====== Exercise inputs
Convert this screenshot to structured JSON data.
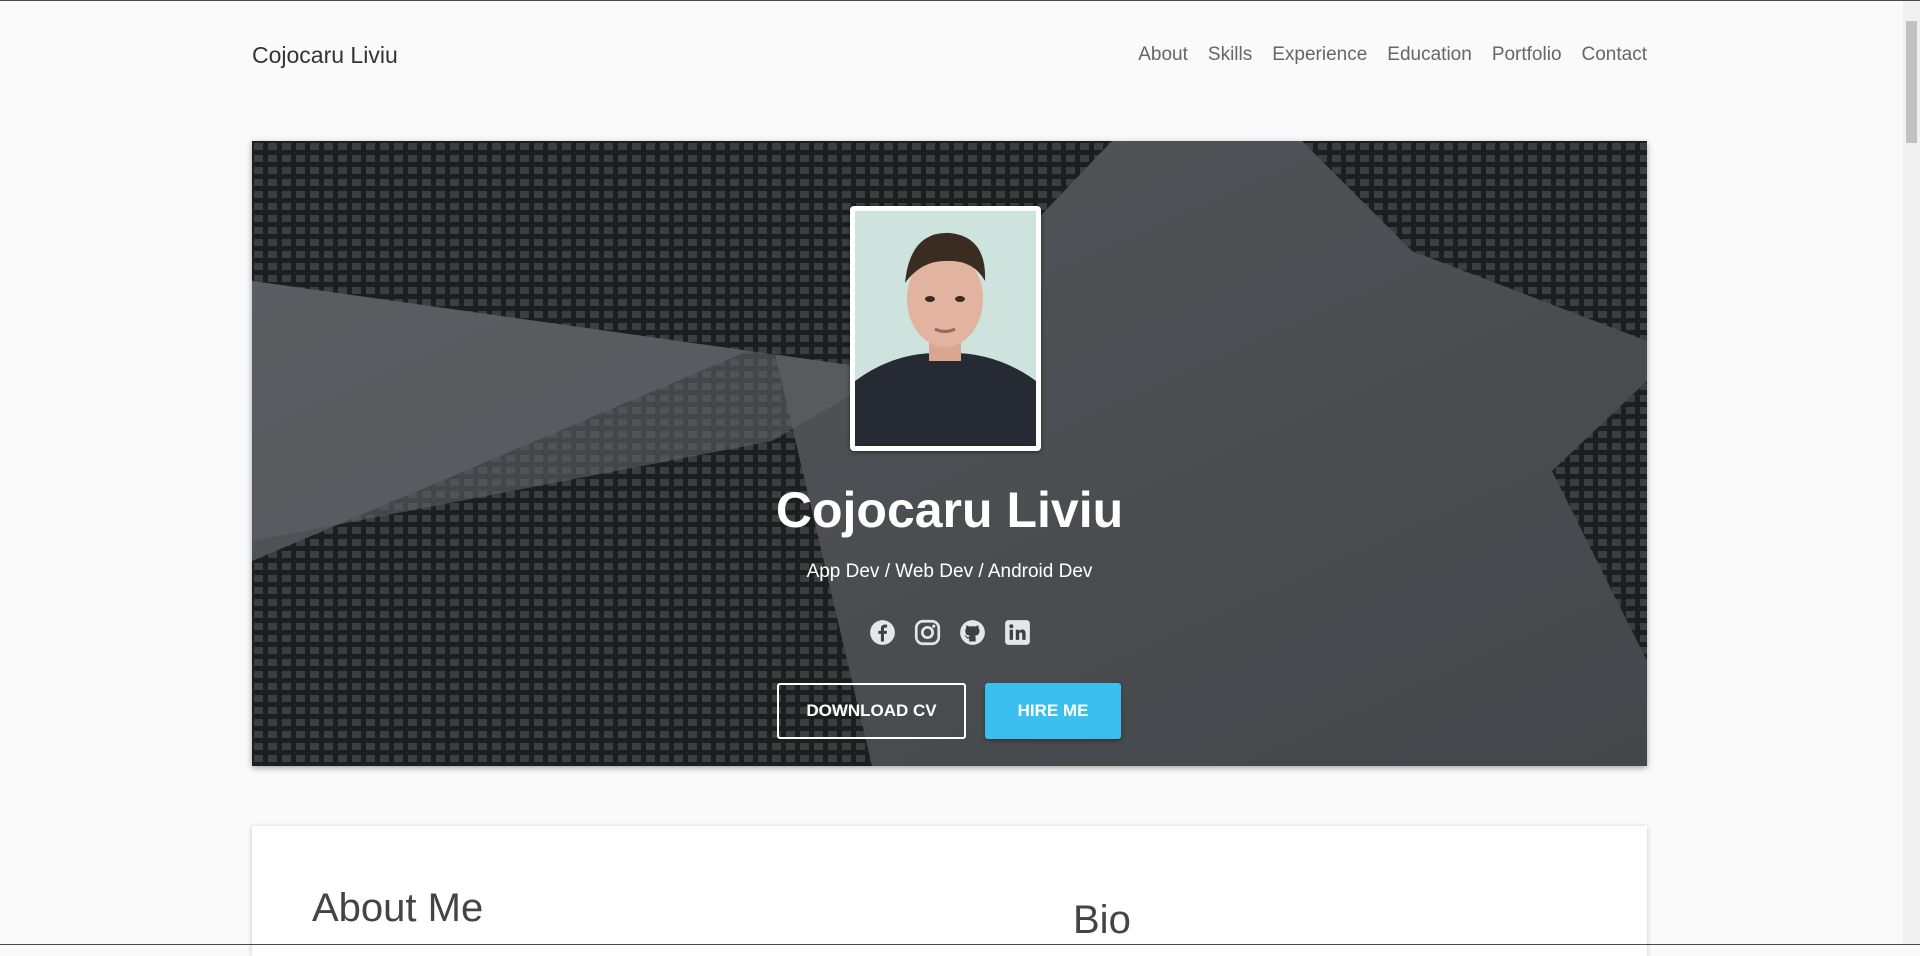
{
  "navbar": {
    "brand": "Cojocaru Liviu",
    "links": [
      "About",
      "Skills",
      "Experience",
      "Education",
      "Portfolio",
      "Contact"
    ]
  },
  "hero": {
    "name": "Cojocaru Liviu",
    "subtitle": "App Dev / Web Dev / Android Dev",
    "social_icons": [
      "facebook-icon",
      "instagram-icon",
      "github-icon",
      "linkedin-icon"
    ],
    "download_label": "DOWNLOAD CV",
    "hire_label": "HIRE ME"
  },
  "about": {
    "title": "About Me",
    "bio_title": "Bio"
  },
  "colors": {
    "accent": "#3bbfee",
    "background": "#fafafa",
    "hero_dark": "#2b2c2e"
  }
}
============
**Do this**. Each line of the data should be quoted exactly, with pictures left out.

**Task output**.
Convert this screenshot to structured JSON data.
{
  "navbar": {
    "brand": "Cojocaru Liviu",
    "links": [
      "About",
      "Skills",
      "Experience",
      "Education",
      "Portfolio",
      "Contact"
    ]
  },
  "hero": {
    "name": "Cojocaru Liviu",
    "subtitle": "App Dev / Web Dev / Android Dev",
    "social_icons": [
      "facebook-icon",
      "instagram-icon",
      "github-icon",
      "linkedin-icon"
    ],
    "download_label": "DOWNLOAD CV",
    "hire_label": "HIRE ME"
  },
  "about": {
    "title": "About Me",
    "bio_title": "Bio"
  },
  "colors": {
    "accent": "#3bbfee",
    "background": "#fafafa",
    "hero_dark": "#2b2c2e"
  }
}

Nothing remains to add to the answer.